### Task requirements
Every entry needs to be printed exactly, please.

### Supplied material
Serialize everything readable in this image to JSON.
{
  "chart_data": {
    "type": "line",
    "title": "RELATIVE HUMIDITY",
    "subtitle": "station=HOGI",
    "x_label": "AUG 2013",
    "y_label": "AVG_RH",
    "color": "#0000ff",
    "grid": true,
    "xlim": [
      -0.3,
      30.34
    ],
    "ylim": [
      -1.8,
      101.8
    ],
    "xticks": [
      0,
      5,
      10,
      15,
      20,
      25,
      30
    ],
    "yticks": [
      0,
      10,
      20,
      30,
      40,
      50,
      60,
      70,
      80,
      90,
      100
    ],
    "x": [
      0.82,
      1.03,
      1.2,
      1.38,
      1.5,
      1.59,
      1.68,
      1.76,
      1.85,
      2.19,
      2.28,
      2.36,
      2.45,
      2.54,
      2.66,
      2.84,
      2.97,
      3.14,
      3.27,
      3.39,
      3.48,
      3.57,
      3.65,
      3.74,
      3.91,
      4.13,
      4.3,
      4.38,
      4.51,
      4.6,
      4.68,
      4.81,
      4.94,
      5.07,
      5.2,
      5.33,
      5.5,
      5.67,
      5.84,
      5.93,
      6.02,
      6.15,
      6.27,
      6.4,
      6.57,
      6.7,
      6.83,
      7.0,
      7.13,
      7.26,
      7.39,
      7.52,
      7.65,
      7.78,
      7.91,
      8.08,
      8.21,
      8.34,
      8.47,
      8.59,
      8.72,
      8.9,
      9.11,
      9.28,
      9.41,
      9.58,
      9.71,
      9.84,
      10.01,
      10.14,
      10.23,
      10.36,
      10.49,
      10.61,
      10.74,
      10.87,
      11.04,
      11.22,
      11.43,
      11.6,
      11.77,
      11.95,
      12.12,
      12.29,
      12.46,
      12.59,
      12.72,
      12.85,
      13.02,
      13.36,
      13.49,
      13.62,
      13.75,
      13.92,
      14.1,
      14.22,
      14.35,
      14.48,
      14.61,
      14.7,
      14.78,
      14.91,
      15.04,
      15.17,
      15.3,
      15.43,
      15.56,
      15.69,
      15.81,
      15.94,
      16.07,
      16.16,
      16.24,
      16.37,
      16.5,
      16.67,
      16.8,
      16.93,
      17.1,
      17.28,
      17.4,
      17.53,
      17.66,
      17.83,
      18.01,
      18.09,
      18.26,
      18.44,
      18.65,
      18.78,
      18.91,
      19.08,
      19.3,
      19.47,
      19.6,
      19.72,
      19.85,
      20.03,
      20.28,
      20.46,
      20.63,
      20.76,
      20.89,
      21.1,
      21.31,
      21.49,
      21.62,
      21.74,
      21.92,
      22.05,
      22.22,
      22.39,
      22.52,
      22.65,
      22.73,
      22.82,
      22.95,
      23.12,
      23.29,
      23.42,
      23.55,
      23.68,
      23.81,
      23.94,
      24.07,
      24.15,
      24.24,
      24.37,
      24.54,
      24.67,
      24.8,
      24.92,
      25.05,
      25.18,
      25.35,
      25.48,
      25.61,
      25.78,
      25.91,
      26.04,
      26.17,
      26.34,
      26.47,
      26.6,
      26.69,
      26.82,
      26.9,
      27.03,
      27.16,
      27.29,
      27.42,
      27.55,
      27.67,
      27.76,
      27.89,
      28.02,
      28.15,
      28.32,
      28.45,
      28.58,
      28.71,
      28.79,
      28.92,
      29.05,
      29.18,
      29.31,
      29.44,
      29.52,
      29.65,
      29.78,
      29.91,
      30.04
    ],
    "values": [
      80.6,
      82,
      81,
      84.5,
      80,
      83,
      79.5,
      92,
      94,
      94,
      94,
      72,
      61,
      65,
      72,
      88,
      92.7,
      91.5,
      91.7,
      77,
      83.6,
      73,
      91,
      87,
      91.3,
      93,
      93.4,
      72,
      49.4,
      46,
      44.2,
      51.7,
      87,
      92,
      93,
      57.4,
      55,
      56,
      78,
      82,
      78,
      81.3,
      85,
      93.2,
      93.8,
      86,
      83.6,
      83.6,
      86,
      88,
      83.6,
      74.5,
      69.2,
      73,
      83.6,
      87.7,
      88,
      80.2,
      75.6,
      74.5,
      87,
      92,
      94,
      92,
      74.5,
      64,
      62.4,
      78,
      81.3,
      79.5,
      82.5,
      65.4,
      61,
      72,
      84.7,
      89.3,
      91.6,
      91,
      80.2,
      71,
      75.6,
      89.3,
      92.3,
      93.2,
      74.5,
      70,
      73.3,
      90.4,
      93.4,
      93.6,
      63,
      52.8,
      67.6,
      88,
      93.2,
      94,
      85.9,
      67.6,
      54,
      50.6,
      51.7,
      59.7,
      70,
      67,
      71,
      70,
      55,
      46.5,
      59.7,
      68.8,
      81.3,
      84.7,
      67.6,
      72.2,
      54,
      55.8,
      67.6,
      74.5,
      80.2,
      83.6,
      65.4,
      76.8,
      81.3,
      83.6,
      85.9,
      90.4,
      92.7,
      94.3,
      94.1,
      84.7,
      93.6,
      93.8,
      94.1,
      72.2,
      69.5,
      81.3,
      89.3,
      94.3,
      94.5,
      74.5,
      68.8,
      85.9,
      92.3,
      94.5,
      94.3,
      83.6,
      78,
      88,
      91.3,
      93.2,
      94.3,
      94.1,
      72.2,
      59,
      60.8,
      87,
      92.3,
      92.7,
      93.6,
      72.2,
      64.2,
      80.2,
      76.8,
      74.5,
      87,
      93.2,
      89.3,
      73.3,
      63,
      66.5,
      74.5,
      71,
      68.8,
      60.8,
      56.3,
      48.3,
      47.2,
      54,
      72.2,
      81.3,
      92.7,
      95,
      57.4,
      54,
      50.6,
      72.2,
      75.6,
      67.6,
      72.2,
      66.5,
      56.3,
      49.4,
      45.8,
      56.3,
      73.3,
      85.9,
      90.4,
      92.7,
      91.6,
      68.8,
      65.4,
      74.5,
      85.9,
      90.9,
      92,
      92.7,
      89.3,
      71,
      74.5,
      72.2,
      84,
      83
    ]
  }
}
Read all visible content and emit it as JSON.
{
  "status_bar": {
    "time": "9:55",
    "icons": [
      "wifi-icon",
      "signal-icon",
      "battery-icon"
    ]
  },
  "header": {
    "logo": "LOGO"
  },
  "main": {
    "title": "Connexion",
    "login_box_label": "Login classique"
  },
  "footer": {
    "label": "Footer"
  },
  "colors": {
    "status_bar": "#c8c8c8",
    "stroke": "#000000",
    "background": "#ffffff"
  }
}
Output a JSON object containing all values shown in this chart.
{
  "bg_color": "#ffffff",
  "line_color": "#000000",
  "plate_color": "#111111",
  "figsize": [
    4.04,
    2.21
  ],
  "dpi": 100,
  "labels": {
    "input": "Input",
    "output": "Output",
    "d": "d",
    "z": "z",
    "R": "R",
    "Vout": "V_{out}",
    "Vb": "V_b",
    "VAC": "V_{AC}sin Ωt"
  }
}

### Response below
Serialize everything readable in this image to JSON.
{
  "chart_data": {
    "type": "line",
    "title": "RELATIVE HUMIDITY",
    "subtitle": "station=HOGI",
    "x_label": "AUG 2013",
    "y_label": "AVG_RH",
    "color": "#0000ff",
    "grid": true,
    "xlim": [
      -0.3,
      30.34
    ],
    "ylim": [
      -1.8,
      101.8
    ],
    "xticks": [
      0,
      5,
      10,
      15,
      20,
      25,
      30
    ],
    "yticks": [
      0,
      10,
      20,
      30,
      40,
      50,
      60,
      70,
      80,
      90,
      100
    ],
    "x": [
      0.82,
      1.03,
      1.2,
      1.38,
      1.5,
      1.59,
      1.68,
      1.76,
      1.85,
      2.19,
      2.28,
      2.36,
      2.45,
      2.54,
      2.66,
      2.84,
      2.97,
      3.14,
      3.27,
      3.39,
      3.48,
      3.57,
      3.65,
      3.74,
      3.91,
      4.13,
      4.3,
      4.38,
      4.51,
      4.6,
      4.68,
      4.81,
      4.94,
      5.07,
      5.2,
      5.33,
      5.5,
      5.67,
      5.84,
      5.93,
      6.02,
      6.15,
      6.27,
      6.4,
      6.57,
      6.7,
      6.83,
      7.0,
      7.13,
      7.26,
      7.39,
      7.52,
      7.65,
      7.78,
      7.91,
      8.08,
      8.21,
      8.34,
      8.47,
      8.59,
      8.72,
      8.9,
      9.11,
      9.28,
      9.41,
      9.58,
      9.71,
      9.84,
      10.01,
      10.14,
      10.23,
      10.36,
      10.49,
      10.61,
      10.74,
      10.87,
      11.04,
      11.22,
      11.43,
      11.6,
      11.77,
      11.95,
      12.12,
      12.29,
      12.46,
      12.59,
      12.72,
      12.85,
      13.02,
      13.36,
      13.49,
      13.62,
      13.75,
      13.92,
      14.1,
      14.22,
      14.35,
      14.48,
      14.61,
      14.7,
      14.78,
      14.91,
      15.04,
      15.17,
      15.3,
      15.43,
      15.56,
      15.69,
      15.81,
      15.94,
      16.07,
      16.16,
      16.24,
      16.37,
      16.5,
      16.67,
      16.8,
      16.93,
      17.1,
      17.28,
      17.4,
      17.53,
      17.66,
      17.83,
      18.01,
      18.09,
      18.26,
      18.44,
      18.65,
      18.78,
      18.91,
      19.08,
      19.3,
      19.47,
      19.6,
      19.72,
      19.85,
      20.03,
      20.28,
      20.46,
      20.63,
      20.76,
      20.89,
      21.1,
      21.31,
      21.49,
      21.62,
      21.74,
      21.92,
      22.05,
      22.22,
      22.39,
      22.52,
      22.65,
      22.73,
      22.82,
      22.95,
      23.12,
      23.29,
      23.42,
      23.55,
      23.68,
      23.81,
      23.94,
      24.07,
      24.15,
      24.24,
      24.37,
      24.54,
      24.67,
      24.8,
      24.92,
      25.05,
      25.18,
      25.35,
      25.48,
      25.61,
      25.78,
      25.91,
      26.04,
      26.17,
      26.34,
      26.47,
      26.6,
      26.69,
      26.82,
      26.9,
      27.03,
      27.16,
      27.29,
      27.42,
      27.55,
      27.67,
      27.76,
      27.89,
      28.02,
      28.15,
      28.32,
      28.45,
      28.58,
      28.71,
      28.79,
      28.92,
      29.05,
      29.18,
      29.31,
      29.44,
      29.52,
      29.65,
      29.78,
      29.91,
      30.04
    ],
    "values": [
      80.6,
      82,
      81,
      84.5,
      80,
      83,
      79.5,
      92,
      94,
      94,
      94,
      72,
      61,
      65,
      72,
      88,
      92.7,
      91.5,
      91.7,
      77,
      83.6,
      73,
      91,
      87,
      91.3,
      93,
      93.4,
      72,
      49.4,
      46,
      44.2,
      51.7,
      87,
      92,
      93,
      57.4,
      55,
      56,
      78,
      82,
      78,
      81.3,
      85,
      93.2,
      93.8,
      86,
      83.6,
      83.6,
      86,
      88,
      83.6,
      74.5,
      69.2,
      73,
      83.6,
      87.7,
      88,
      80.2,
      75.6,
      74.5,
      87,
      92,
      94,
      92,
      74.5,
      64,
      62.4,
      78,
      81.3,
      79.5,
      82.5,
      65.4,
      61,
      72,
      84.7,
      89.3,
      91.6,
      91,
      80.2,
      71,
      75.6,
      89.3,
      92.3,
      93.2,
      74.5,
      70,
      73.3,
      90.4,
      93.4,
      93.6,
      63,
      52.8,
      67.6,
      88,
      93.2,
      94,
      85.9,
      67.6,
      54,
      50.6,
      51.7,
      59.7,
      70,
      67,
      71,
      70,
      55,
      46.5,
      59.7,
      68.8,
      81.3,
      84.7,
      67.6,
      72.2,
      54,
      55.8,
      67.6,
      74.5,
      80.2,
      83.6,
      65.4,
      76.8,
      81.3,
      83.6,
      85.9,
      90.4,
      92.7,
      94.3,
      94.1,
      84.7,
      93.6,
      93.8,
      94.1,
      72.2,
      69.5,
      81.3,
      89.3,
      94.3,
      94.5,
      74.5,
      68.8,
      85.9,
      92.3,
      94.5,
      94.3,
      83.6,
      78,
      88,
      91.3,
      93.2,
      94.3,
      94.1,
      72.2,
      59,
      60.8,
      87,
      92.3,
      92.7,
      93.6,
      72.2,
      64.2,
      80.2,
      76.8,
      74.5,
      87,
      93.2,
      89.3,
      73.3,
      63,
      66.5,
      74.5,
      71,
      68.8,
      60.8,
      56.3,
      48.3,
      47.2,
      54,
      72.2,
      81.3,
      92.7,
      95,
      57.4,
      54,
      50.6,
      72.2,
      75.6,
      67.6,
      72.2,
      66.5,
      56.3,
      49.4,
      45.8,
      56.3,
      73.3,
      85.9,
      90.4,
      92.7,
      91.6,
      68.8,
      65.4,
      74.5,
      85.9,
      90.9,
      92,
      92.7,
      89.3,
      71,
      74.5,
      72.2,
      84,
      83
    ]
  }
}
Read all visible content and emit it as JSON.
{
  "status_bar": {
    "time": "9:55",
    "icons": [
      "wifi-icon",
      "signal-icon",
      "battery-icon"
    ]
  },
  "header": {
    "logo": "LOGO"
  },
  "main": {
    "title": "Connexion",
    "login_box_label": "Login classique"
  },
  "footer": {
    "label": "Footer"
  },
  "colors": {
    "status_bar": "#c8c8c8",
    "stroke": "#000000",
    "background": "#ffffff"
  }
}
Output a JSON object containing all values shown in this chart.
{
  "bg_color": "#ffffff",
  "line_color": "#000000",
  "plate_color": "#111111",
  "figsize": [
    4.04,
    2.21
  ],
  "dpi": 100,
  "labels": {
    "input": "Input",
    "output": "Output",
    "d": "d",
    "z": "z",
    "R": "R",
    "Vout": "V_{out}",
    "Vb": "V_b",
    "VAC": "V_{AC}sin Ωt"
  }
}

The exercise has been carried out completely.